▶ **取り組む問題**
下のお金についての文章では、眠っているお金を何だと言っていますか。

お金があなたの時間や富を保存しておくためのものなら、なぜただ貯めておくだけなのですか? なぜそのお金を使って、さらなる富を生まないのですか?
もし何もしなければ、その価値はインフレによって静かに食いつぶされていくだけです。
富裕層は、お金を「使います」。だからこそ、彼らが豊かなのだとわかります。彼らのお金は、いつも彼らのために働いているからです。
眠っているお金は、死んでいくお金です。
「貯金しなさい」という言葉は、お金のアドバイスではありません。それは、私たちの思考を縛り付けるための「精神的な刷り込み」なのです。
貧乏は、重力のようなものだ
社会は、貧しい人々と富裕層に、それぞれ違うルールを教えます。富裕層には「戦略書」を。貧しい人々には「きれいごと」を。
貧しい人々が教わること:
- 「お金を貯めなさい」
- 「毎日のコーヒーを我慢しなさい」
- 「もっと節約しなさい」
富裕層が実践していること:
- 「レバレッジ(てこの原理)を築きなさい」
- 「自分の時間を買い戻しなさい」

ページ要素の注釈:
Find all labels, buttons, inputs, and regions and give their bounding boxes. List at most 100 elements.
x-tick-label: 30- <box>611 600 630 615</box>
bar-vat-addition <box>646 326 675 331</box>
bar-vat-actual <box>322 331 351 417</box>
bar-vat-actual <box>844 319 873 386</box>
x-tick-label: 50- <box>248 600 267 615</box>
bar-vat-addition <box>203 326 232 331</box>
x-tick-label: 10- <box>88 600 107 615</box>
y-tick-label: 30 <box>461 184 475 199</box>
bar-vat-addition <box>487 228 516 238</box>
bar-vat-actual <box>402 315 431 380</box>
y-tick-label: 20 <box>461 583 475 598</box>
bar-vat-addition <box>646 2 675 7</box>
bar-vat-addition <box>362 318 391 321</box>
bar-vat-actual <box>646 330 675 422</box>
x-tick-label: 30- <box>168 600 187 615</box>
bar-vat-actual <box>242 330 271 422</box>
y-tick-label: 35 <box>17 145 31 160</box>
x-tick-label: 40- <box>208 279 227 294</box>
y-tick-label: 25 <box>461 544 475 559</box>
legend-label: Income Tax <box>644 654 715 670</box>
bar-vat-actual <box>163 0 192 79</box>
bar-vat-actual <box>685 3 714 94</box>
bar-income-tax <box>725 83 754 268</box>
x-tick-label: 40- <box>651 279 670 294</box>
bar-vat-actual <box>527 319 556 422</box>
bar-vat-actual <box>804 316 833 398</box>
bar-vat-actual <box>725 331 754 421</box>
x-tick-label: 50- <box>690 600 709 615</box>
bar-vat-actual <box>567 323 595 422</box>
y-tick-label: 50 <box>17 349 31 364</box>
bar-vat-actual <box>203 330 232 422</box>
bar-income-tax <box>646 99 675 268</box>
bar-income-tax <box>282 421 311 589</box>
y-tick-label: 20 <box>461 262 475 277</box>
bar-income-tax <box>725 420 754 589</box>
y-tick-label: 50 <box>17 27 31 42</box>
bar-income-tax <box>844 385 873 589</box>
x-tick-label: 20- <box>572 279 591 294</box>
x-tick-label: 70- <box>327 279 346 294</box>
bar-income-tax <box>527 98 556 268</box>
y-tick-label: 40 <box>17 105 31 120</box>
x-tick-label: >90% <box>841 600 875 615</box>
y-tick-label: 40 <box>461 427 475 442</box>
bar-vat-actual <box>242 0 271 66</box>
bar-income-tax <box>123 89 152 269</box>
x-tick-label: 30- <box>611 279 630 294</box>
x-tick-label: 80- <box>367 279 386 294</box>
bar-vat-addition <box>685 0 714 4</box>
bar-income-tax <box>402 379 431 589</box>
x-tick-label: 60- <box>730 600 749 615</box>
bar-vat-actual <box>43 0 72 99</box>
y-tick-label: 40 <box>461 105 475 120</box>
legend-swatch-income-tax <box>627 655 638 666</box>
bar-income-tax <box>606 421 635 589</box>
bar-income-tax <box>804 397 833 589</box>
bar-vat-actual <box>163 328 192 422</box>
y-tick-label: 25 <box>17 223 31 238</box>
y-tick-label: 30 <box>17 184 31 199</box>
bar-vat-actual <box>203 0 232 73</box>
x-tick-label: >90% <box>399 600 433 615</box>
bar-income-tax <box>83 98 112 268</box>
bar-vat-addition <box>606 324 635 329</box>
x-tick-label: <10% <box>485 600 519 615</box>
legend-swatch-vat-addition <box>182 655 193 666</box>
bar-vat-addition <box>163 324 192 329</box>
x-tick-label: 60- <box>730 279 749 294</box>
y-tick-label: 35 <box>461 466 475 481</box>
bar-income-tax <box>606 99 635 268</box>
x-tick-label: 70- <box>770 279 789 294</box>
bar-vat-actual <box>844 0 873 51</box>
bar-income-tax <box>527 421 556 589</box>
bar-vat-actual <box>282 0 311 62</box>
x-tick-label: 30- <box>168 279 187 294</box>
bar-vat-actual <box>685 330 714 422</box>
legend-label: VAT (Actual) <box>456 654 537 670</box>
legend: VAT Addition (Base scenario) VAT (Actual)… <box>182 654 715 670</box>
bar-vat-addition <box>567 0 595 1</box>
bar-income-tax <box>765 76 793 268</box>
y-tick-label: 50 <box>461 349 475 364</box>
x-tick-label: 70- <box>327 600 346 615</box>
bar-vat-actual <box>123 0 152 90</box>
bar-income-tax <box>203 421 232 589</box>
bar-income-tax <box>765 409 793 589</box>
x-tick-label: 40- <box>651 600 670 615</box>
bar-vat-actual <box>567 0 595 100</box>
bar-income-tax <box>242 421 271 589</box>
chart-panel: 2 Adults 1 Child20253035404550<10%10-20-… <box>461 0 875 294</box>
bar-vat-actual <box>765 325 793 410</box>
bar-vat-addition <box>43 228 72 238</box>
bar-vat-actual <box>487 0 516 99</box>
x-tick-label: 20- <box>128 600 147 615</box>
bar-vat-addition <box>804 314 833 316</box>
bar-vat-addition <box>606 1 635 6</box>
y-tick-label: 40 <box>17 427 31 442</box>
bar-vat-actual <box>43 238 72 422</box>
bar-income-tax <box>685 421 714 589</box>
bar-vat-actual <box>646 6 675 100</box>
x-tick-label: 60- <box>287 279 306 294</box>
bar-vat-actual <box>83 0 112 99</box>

▶ **この問題の答え**
死んでいくお金です。